▸ **What needs to be done**
Quote the lines below from the one containing "What data populates" to the final line, both ends included; exclude the pictures.

## BEGIN Data shown

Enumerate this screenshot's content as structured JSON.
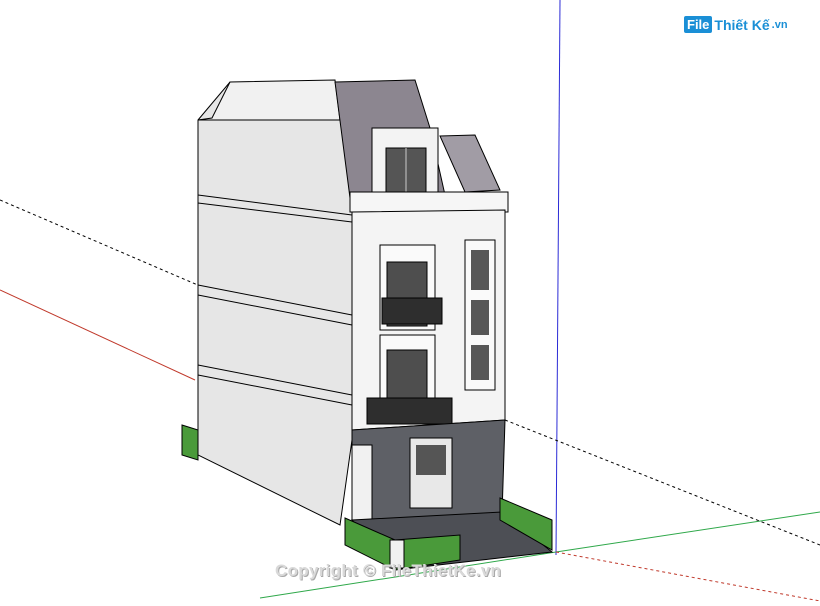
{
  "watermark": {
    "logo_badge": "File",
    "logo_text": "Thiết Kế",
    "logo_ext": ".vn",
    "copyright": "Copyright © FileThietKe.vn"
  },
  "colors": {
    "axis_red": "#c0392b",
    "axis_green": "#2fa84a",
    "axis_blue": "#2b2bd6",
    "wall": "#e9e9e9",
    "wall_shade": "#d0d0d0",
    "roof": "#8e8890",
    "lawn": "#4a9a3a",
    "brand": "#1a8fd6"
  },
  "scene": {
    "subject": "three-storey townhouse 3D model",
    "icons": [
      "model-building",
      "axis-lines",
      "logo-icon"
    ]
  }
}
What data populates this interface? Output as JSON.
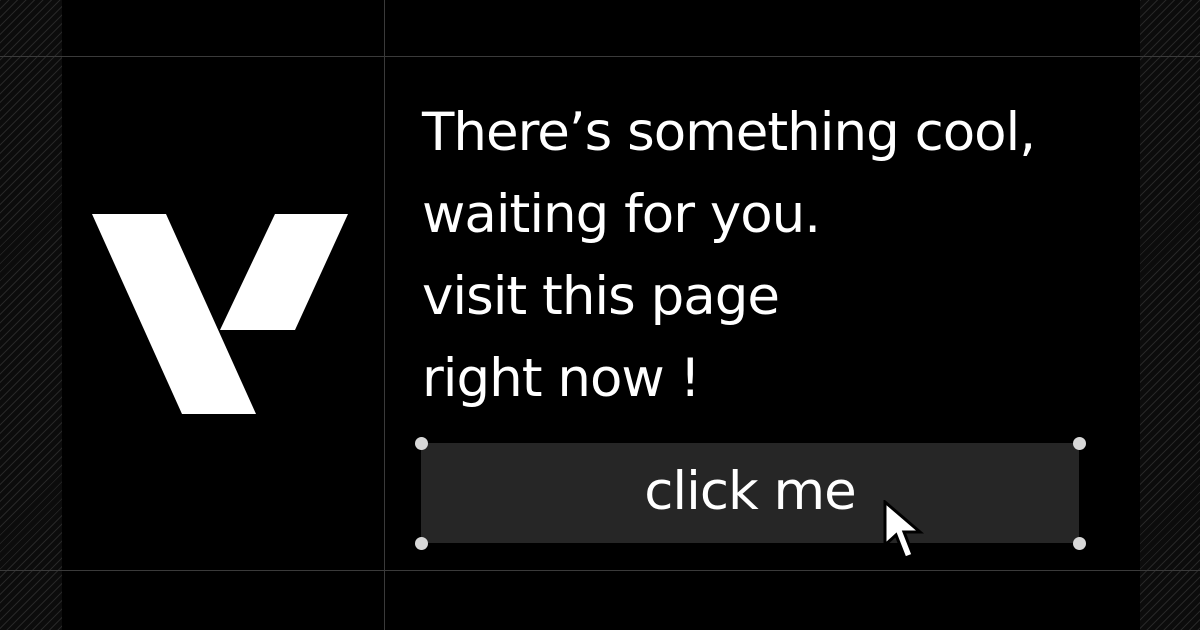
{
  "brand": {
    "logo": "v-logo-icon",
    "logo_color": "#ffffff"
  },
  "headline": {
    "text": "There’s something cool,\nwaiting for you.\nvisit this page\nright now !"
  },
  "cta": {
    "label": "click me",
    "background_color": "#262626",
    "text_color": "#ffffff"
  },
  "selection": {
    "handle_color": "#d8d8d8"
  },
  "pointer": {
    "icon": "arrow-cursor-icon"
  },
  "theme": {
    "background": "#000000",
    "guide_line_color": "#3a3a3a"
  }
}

## END Data shown

▸ **Task result**
What data populates this interface? Output as JSON.
{
  "brand": {
    "logo": "v-logo-icon",
    "logo_color": "#ffffff"
  },
  "headline": {
    "text": "There’s something cool,\nwaiting for you.\nvisit this page\nright now !"
  },
  "cta": {
    "label": "click me",
    "background_color": "#262626",
    "text_color": "#ffffff"
  },
  "selection": {
    "handle_color": "#d8d8d8"
  },
  "pointer": {
    "icon": "arrow-cursor-icon"
  },
  "theme": {
    "background": "#000000",
    "guide_line_color": "#3a3a3a"
  }
}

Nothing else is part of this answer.